Please output the records below in full, exactly as given, but without the images.

□ □ □ □ □ □ □

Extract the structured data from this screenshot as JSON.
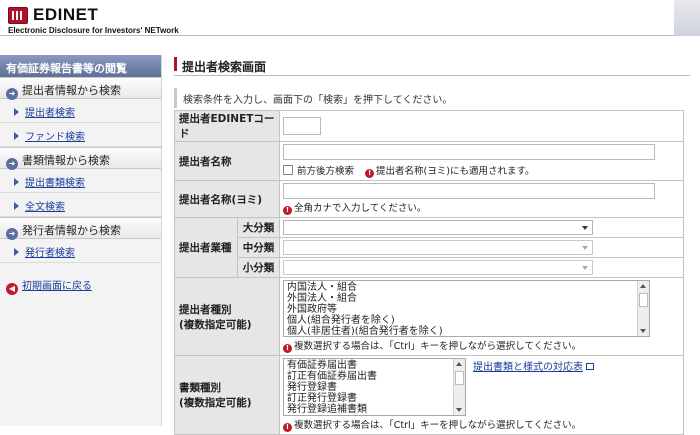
{
  "header": {
    "logo": "EDINET",
    "subtitle": "Electronic Disclosure for Investors' NETwork"
  },
  "sidebar": {
    "title": "有価証券報告書等の閲覧",
    "sections": [
      {
        "label": "提出者情報から検索",
        "items": [
          "提出者検索",
          "ファンド検索"
        ]
      },
      {
        "label": "書類情報から検索",
        "items": [
          "提出書類検索",
          "全文検索"
        ]
      },
      {
        "label": "発行者情報から検索",
        "items": [
          "発行者検索"
        ]
      }
    ],
    "back_link": "初期画面に戻る"
  },
  "main": {
    "title": "提出者検索画面",
    "instruction": "検索条件を入力し、画面下の「検索」を押下してください。",
    "fields": {
      "edinet_code_label": "提出者EDINETコード",
      "edinet_code_value": "",
      "name_label": "提出者名称",
      "name_value": "",
      "name_option": "前方後方検索",
      "name_note": "提出者名称(ヨミ)にも適用されます。",
      "kana_label": "提出者名称(ヨミ)",
      "kana_value": "",
      "kana_note": "全角カナで入力してください。",
      "industry_label": "提出者業種",
      "industry_large": "大分類",
      "industry_medium": "中分類",
      "industry_small": "小分類",
      "type_label_1": "提出者種別",
      "type_label_2": "(複数指定可能)",
      "type_options": [
        "内国法人・組合",
        "外国法人・組合",
        "外国政府等",
        "個人(組合発行者を除く)",
        "個人(非居住者)(組合発行者を除く)"
      ],
      "type_note": "複数選択する場合は、「Ctrl」キーを押しながら選択してください。",
      "doc_label_1": "書類種別",
      "doc_label_2": "(複数指定可能)",
      "doc_options": [
        "有価証券届出書",
        "訂正有価証券届出書",
        "発行登録書",
        "訂正発行登録書",
        "発行登録追補書類"
      ],
      "doc_link": "提出書類と様式の対応表",
      "doc_note": "複数選択する場合は、「Ctrl」キーを押しながら選択してください。"
    }
  },
  "colors": {
    "accent": "#b0112a",
    "sidebar_head": "#6a7aa4",
    "link": "#1a3d9a"
  }
}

□ □ □ □ □ □ □

Correct answer
Extract the structured data from this screenshot as JSON.
{
  "header": {
    "logo": "EDINET",
    "subtitle": "Electronic Disclosure for Investors' NETwork"
  },
  "sidebar": {
    "title": "有価証券報告書等の閲覧",
    "sections": [
      {
        "label": "提出者情報から検索",
        "items": [
          "提出者検索",
          "ファンド検索"
        ]
      },
      {
        "label": "書類情報から検索",
        "items": [
          "提出書類検索",
          "全文検索"
        ]
      },
      {
        "label": "発行者情報から検索",
        "items": [
          "発行者検索"
        ]
      }
    ],
    "back_link": "初期画面に戻る"
  },
  "main": {
    "title": "提出者検索画面",
    "instruction": "検索条件を入力し、画面下の「検索」を押下してください。",
    "fields": {
      "edinet_code_label": "提出者EDINETコード",
      "edinet_code_value": "",
      "name_label": "提出者名称",
      "name_value": "",
      "name_option": "前方後方検索",
      "name_note": "提出者名称(ヨミ)にも適用されます。",
      "kana_label": "提出者名称(ヨミ)",
      "kana_value": "",
      "kana_note": "全角カナで入力してください。",
      "industry_label": "提出者業種",
      "industry_large": "大分類",
      "industry_medium": "中分類",
      "industry_small": "小分類",
      "type_label_1": "提出者種別",
      "type_label_2": "(複数指定可能)",
      "type_options": [
        "内国法人・組合",
        "外国法人・組合",
        "外国政府等",
        "個人(組合発行者を除く)",
        "個人(非居住者)(組合発行者を除く)"
      ],
      "type_note": "複数選択する場合は、「Ctrl」キーを押しながら選択してください。",
      "doc_label_1": "書類種別",
      "doc_label_2": "(複数指定可能)",
      "doc_options": [
        "有価証券届出書",
        "訂正有価証券届出書",
        "発行登録書",
        "訂正発行登録書",
        "発行登録追補書類"
      ],
      "doc_link": "提出書類と様式の対応表",
      "doc_note": "複数選択する場合は、「Ctrl」キーを押しながら選択してください。"
    }
  },
  "colors": {
    "accent": "#b0112a",
    "sidebar_head": "#6a7aa4",
    "link": "#1a3d9a"
  }
}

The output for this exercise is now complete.